* Data provided

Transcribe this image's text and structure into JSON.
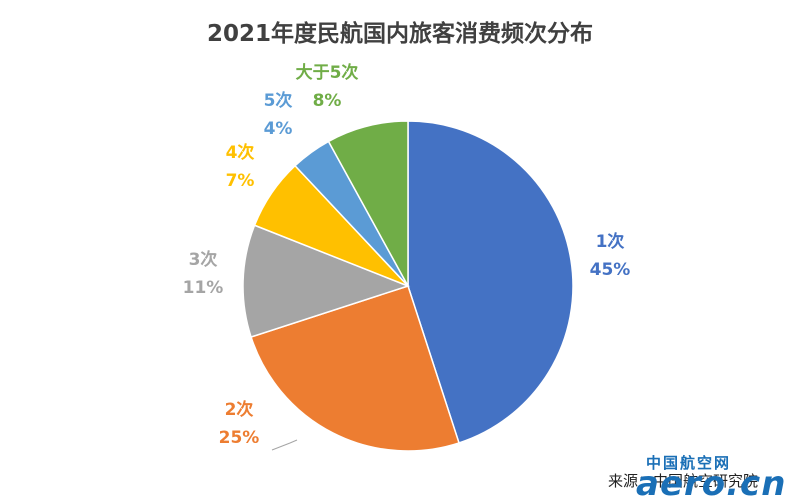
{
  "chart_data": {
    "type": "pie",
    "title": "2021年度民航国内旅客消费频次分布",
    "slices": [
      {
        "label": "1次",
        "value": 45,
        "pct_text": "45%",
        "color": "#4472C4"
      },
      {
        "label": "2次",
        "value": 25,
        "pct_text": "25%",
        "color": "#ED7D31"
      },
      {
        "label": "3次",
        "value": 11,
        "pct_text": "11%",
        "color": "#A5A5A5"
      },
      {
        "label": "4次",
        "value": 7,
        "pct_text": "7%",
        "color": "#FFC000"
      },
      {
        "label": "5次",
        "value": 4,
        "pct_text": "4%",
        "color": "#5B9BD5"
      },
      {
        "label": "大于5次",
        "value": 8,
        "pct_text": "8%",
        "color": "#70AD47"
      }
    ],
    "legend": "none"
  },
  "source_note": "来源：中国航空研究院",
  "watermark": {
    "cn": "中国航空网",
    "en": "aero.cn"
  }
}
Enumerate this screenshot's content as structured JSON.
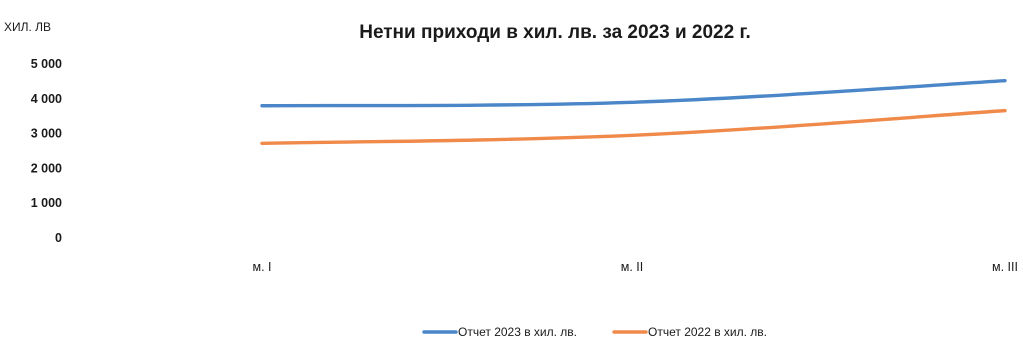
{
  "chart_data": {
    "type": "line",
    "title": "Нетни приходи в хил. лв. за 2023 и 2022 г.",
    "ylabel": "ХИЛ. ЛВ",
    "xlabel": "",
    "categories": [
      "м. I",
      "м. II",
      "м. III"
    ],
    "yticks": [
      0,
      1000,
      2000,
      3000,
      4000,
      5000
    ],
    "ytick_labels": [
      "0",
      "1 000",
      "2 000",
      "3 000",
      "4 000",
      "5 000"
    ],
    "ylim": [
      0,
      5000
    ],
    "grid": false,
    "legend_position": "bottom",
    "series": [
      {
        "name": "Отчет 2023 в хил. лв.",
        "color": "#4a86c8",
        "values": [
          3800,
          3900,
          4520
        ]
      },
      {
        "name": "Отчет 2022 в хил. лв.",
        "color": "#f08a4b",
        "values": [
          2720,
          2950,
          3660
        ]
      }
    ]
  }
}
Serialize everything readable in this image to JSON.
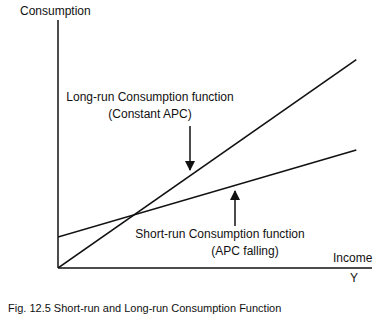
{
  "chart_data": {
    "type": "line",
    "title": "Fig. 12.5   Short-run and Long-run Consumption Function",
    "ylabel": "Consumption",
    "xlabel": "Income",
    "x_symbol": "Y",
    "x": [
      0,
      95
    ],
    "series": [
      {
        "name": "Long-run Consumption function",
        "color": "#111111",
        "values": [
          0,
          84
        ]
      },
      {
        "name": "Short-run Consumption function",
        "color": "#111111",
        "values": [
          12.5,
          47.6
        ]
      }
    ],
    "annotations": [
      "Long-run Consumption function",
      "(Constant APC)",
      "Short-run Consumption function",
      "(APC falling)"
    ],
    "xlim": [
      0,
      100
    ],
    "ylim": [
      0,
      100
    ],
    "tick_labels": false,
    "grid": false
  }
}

* Short exercise
Reproduce each entry verbatim, excluding any embedded images.

* Solution to this exercise
Transcribe this image's text and structure into JSON.
{
  "chart_data": {
    "type": "pie",
    "title": "2021年度民航国内旅客消费频次分布",
    "slices": [
      {
        "label": "1次",
        "value": 45,
        "pct_text": "45%",
        "color": "#4472C4"
      },
      {
        "label": "2次",
        "value": 25,
        "pct_text": "25%",
        "color": "#ED7D31"
      },
      {
        "label": "3次",
        "value": 11,
        "pct_text": "11%",
        "color": "#A5A5A5"
      },
      {
        "label": "4次",
        "value": 7,
        "pct_text": "7%",
        "color": "#FFC000"
      },
      {
        "label": "5次",
        "value": 4,
        "pct_text": "4%",
        "color": "#5B9BD5"
      },
      {
        "label": "大于5次",
        "value": 8,
        "pct_text": "8%",
        "color": "#70AD47"
      }
    ],
    "legend": "none"
  },
  "source_note": "来源：中国航空研究院",
  "watermark": {
    "cn": "中国航空网",
    "en": "aero.cn"
  }
}
Enumerate this screenshot's content as structured JSON.
{
  "chart_data": {
    "type": "line",
    "title": "Нетни приходи в хил. лв. за 2023 и 2022 г.",
    "ylabel": "ХИЛ. ЛВ",
    "xlabel": "",
    "categories": [
      "м. I",
      "м. II",
      "м. III"
    ],
    "yticks": [
      0,
      1000,
      2000,
      3000,
      4000,
      5000
    ],
    "ytick_labels": [
      "0",
      "1 000",
      "2 000",
      "3 000",
      "4 000",
      "5 000"
    ],
    "ylim": [
      0,
      5000
    ],
    "grid": false,
    "legend_position": "bottom",
    "series": [
      {
        "name": "Отчет 2023 в хил. лв.",
        "color": "#4a86c8",
        "values": [
          3800,
          3900,
          4520
        ]
      },
      {
        "name": "Отчет 2022 в хил. лв.",
        "color": "#f08a4b",
        "values": [
          2720,
          2950,
          3660
        ]
      }
    ]
  }
}
Serialize everything readable in this image to JSON.
{
  "chart_data": {
    "type": "line",
    "title": "Fig. 12.5   Short-run and Long-run Consumption Function",
    "ylabel": "Consumption",
    "xlabel": "Income",
    "x_symbol": "Y",
    "x": [
      0,
      95
    ],
    "series": [
      {
        "name": "Long-run Consumption function",
        "color": "#111111",
        "values": [
          0,
          84
        ]
      },
      {
        "name": "Short-run Consumption function",
        "color": "#111111",
        "values": [
          12.5,
          47.6
        ]
      }
    ],
    "annotations": [
      "Long-run Consumption function",
      "(Constant APC)",
      "Short-run Consumption function",
      "(APC falling)"
    ],
    "xlim": [
      0,
      100
    ],
    "ylim": [
      0,
      100
    ],
    "tick_labels": false,
    "grid": false
  }
}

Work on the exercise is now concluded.